TASK DETAILS> Give back each entry unchanged, minus pictures.

PROVIDED DATA>
* * * * *

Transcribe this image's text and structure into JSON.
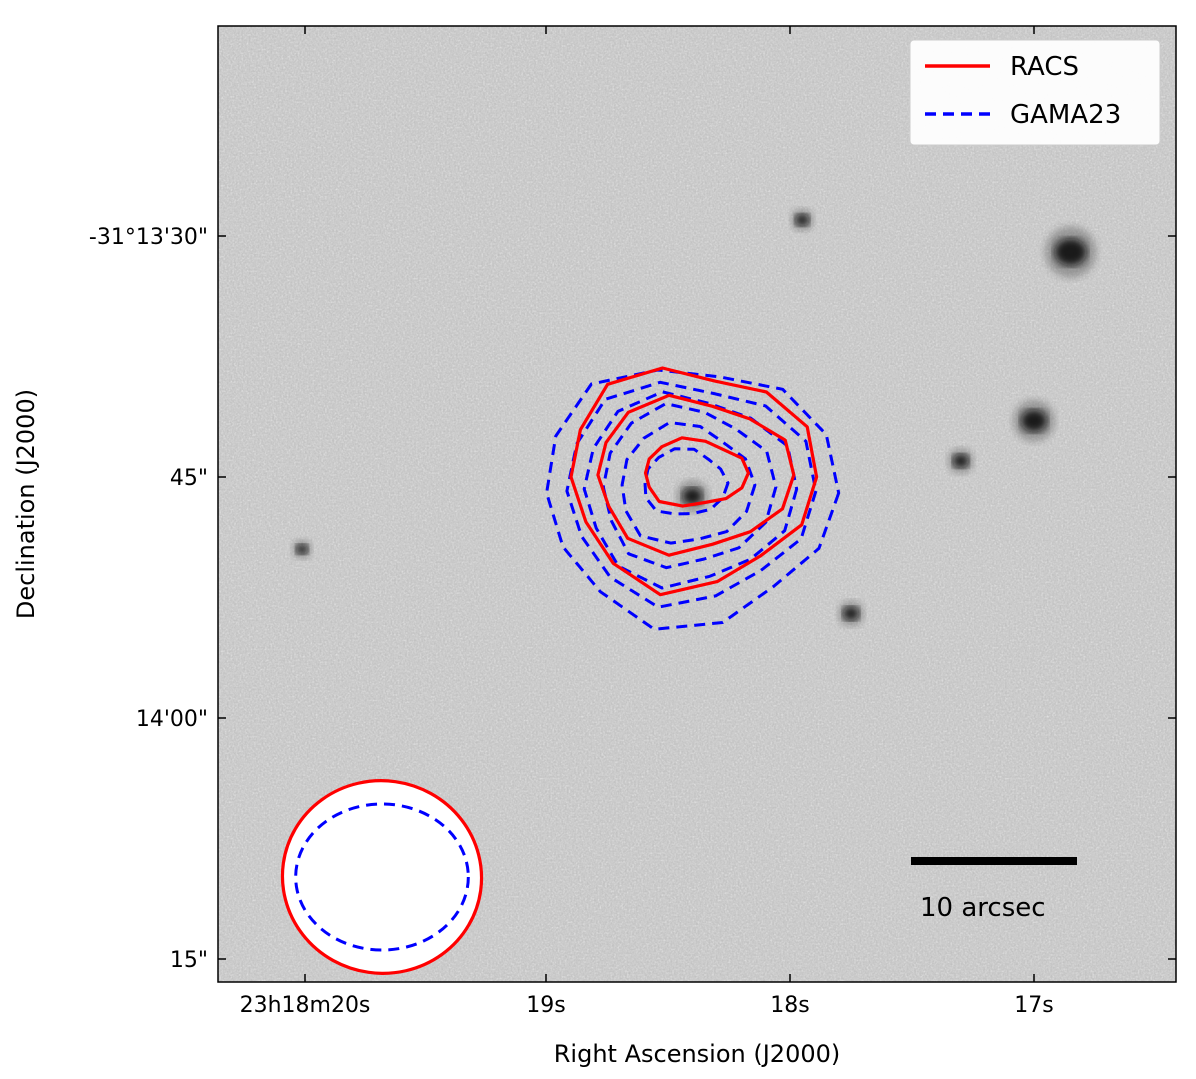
{
  "chart_data": {
    "type": "image-contour",
    "title": "",
    "xlabel": "Right Ascension (J2000)",
    "ylabel": "Declination (J2000)",
    "x_ticks": [
      {
        "label": "23h18m20s",
        "ra_sec": 20.0
      },
      {
        "label": "19s",
        "ra_sec": 19.0
      },
      {
        "label": "18s",
        "ra_sec": 18.0
      },
      {
        "label": "17s",
        "ra_sec": 17.0
      }
    ],
    "y_ticks": [
      {
        "label": "-31°13'30\"",
        "dec_arcsec": 30
      },
      {
        "label": "45\"",
        "dec_arcsec": 45
      },
      {
        "label": "14'00\"",
        "dec_arcsec": 60
      },
      {
        "label": "15\"",
        "dec_arcsec": 75
      }
    ],
    "xlim_ra_sec": [
      20.3,
      16.5
    ],
    "ylim_dec_arcsec": [
      17,
      76
    ],
    "legend": {
      "placement": "top-right",
      "entries": [
        {
          "label": "RACS",
          "color": "#ff0000",
          "style": "solid"
        },
        {
          "label": "GAMA23",
          "color": "#0000ff",
          "style": "dashed"
        }
      ]
    },
    "scalebar": {
      "label": "10 arcsec",
      "length_arcsec": 10
    },
    "contour_centre": {
      "ra_sec": 18.4,
      "dec_arcsec": 45
    },
    "racs_contours_radii_arcsec": [
      [
        3.1,
        2.0
      ],
      [
        5.9,
        4.6
      ],
      [
        7.4,
        6.6
      ]
    ],
    "gama_contours_radii_arcsec": [
      [
        2.5,
        2.0
      ],
      [
        4.0,
        3.6
      ],
      [
        5.2,
        4.8
      ],
      [
        6.4,
        5.7
      ],
      [
        7.5,
        6.6
      ],
      [
        8.8,
        7.8
      ]
    ],
    "beams": {
      "racs_arcsec": [
        6.0,
        5.8
      ],
      "gama_arcsec": [
        5.2,
        4.4
      ]
    },
    "sources": [
      {
        "ra_sec": 18.4,
        "dec_arcsec": 46.2,
        "size": 1.0
      },
      {
        "ra_sec": 16.85,
        "dec_arcsec": 31.0,
        "size": 1.6
      },
      {
        "ra_sec": 17.0,
        "dec_arcsec": 41.5,
        "size": 1.3
      },
      {
        "ra_sec": 17.95,
        "dec_arcsec": 29.0,
        "size": 0.7
      },
      {
        "ra_sec": 17.3,
        "dec_arcsec": 44.0,
        "size": 0.8
      },
      {
        "ra_sec": 17.75,
        "dec_arcsec": 53.5,
        "size": 0.8
      },
      {
        "ra_sec": 20.0,
        "dec_arcsec": 49.5,
        "size": 0.6
      }
    ],
    "colors": {
      "racs": "#ff0000",
      "gama": "#0000ff",
      "background": "#bdbdbd"
    }
  }
}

* * * * *

REPLY TO THE EXERCISE>
Transcribe this image's text and structure into JSON.
{
  "chart_data": {
    "type": "image-contour",
    "title": "",
    "xlabel": "Right Ascension (J2000)",
    "ylabel": "Declination (J2000)",
    "x_ticks": [
      {
        "label": "23h18m20s",
        "ra_sec": 20.0
      },
      {
        "label": "19s",
        "ra_sec": 19.0
      },
      {
        "label": "18s",
        "ra_sec": 18.0
      },
      {
        "label": "17s",
        "ra_sec": 17.0
      }
    ],
    "y_ticks": [
      {
        "label": "-31°13'30\"",
        "dec_arcsec": 30
      },
      {
        "label": "45\"",
        "dec_arcsec": 45
      },
      {
        "label": "14'00\"",
        "dec_arcsec": 60
      },
      {
        "label": "15\"",
        "dec_arcsec": 75
      }
    ],
    "xlim_ra_sec": [
      20.3,
      16.5
    ],
    "ylim_dec_arcsec": [
      17,
      76
    ],
    "legend": {
      "placement": "top-right",
      "entries": [
        {
          "label": "RACS",
          "color": "#ff0000",
          "style": "solid"
        },
        {
          "label": "GAMA23",
          "color": "#0000ff",
          "style": "dashed"
        }
      ]
    },
    "scalebar": {
      "label": "10 arcsec",
      "length_arcsec": 10
    },
    "contour_centre": {
      "ra_sec": 18.4,
      "dec_arcsec": 45
    },
    "racs_contours_radii_arcsec": [
      [
        3.1,
        2.0
      ],
      [
        5.9,
        4.6
      ],
      [
        7.4,
        6.6
      ]
    ],
    "gama_contours_radii_arcsec": [
      [
        2.5,
        2.0
      ],
      [
        4.0,
        3.6
      ],
      [
        5.2,
        4.8
      ],
      [
        6.4,
        5.7
      ],
      [
        7.5,
        6.6
      ],
      [
        8.8,
        7.8
      ]
    ],
    "beams": {
      "racs_arcsec": [
        6.0,
        5.8
      ],
      "gama_arcsec": [
        5.2,
        4.4
      ]
    },
    "sources": [
      {
        "ra_sec": 18.4,
        "dec_arcsec": 46.2,
        "size": 1.0
      },
      {
        "ra_sec": 16.85,
        "dec_arcsec": 31.0,
        "size": 1.6
      },
      {
        "ra_sec": 17.0,
        "dec_arcsec": 41.5,
        "size": 1.3
      },
      {
        "ra_sec": 17.95,
        "dec_arcsec": 29.0,
        "size": 0.7
      },
      {
        "ra_sec": 17.3,
        "dec_arcsec": 44.0,
        "size": 0.8
      },
      {
        "ra_sec": 17.75,
        "dec_arcsec": 53.5,
        "size": 0.8
      },
      {
        "ra_sec": 20.0,
        "dec_arcsec": 49.5,
        "size": 0.6
      }
    ],
    "colors": {
      "racs": "#ff0000",
      "gama": "#0000ff",
      "background": "#bdbdbd"
    }
  }
}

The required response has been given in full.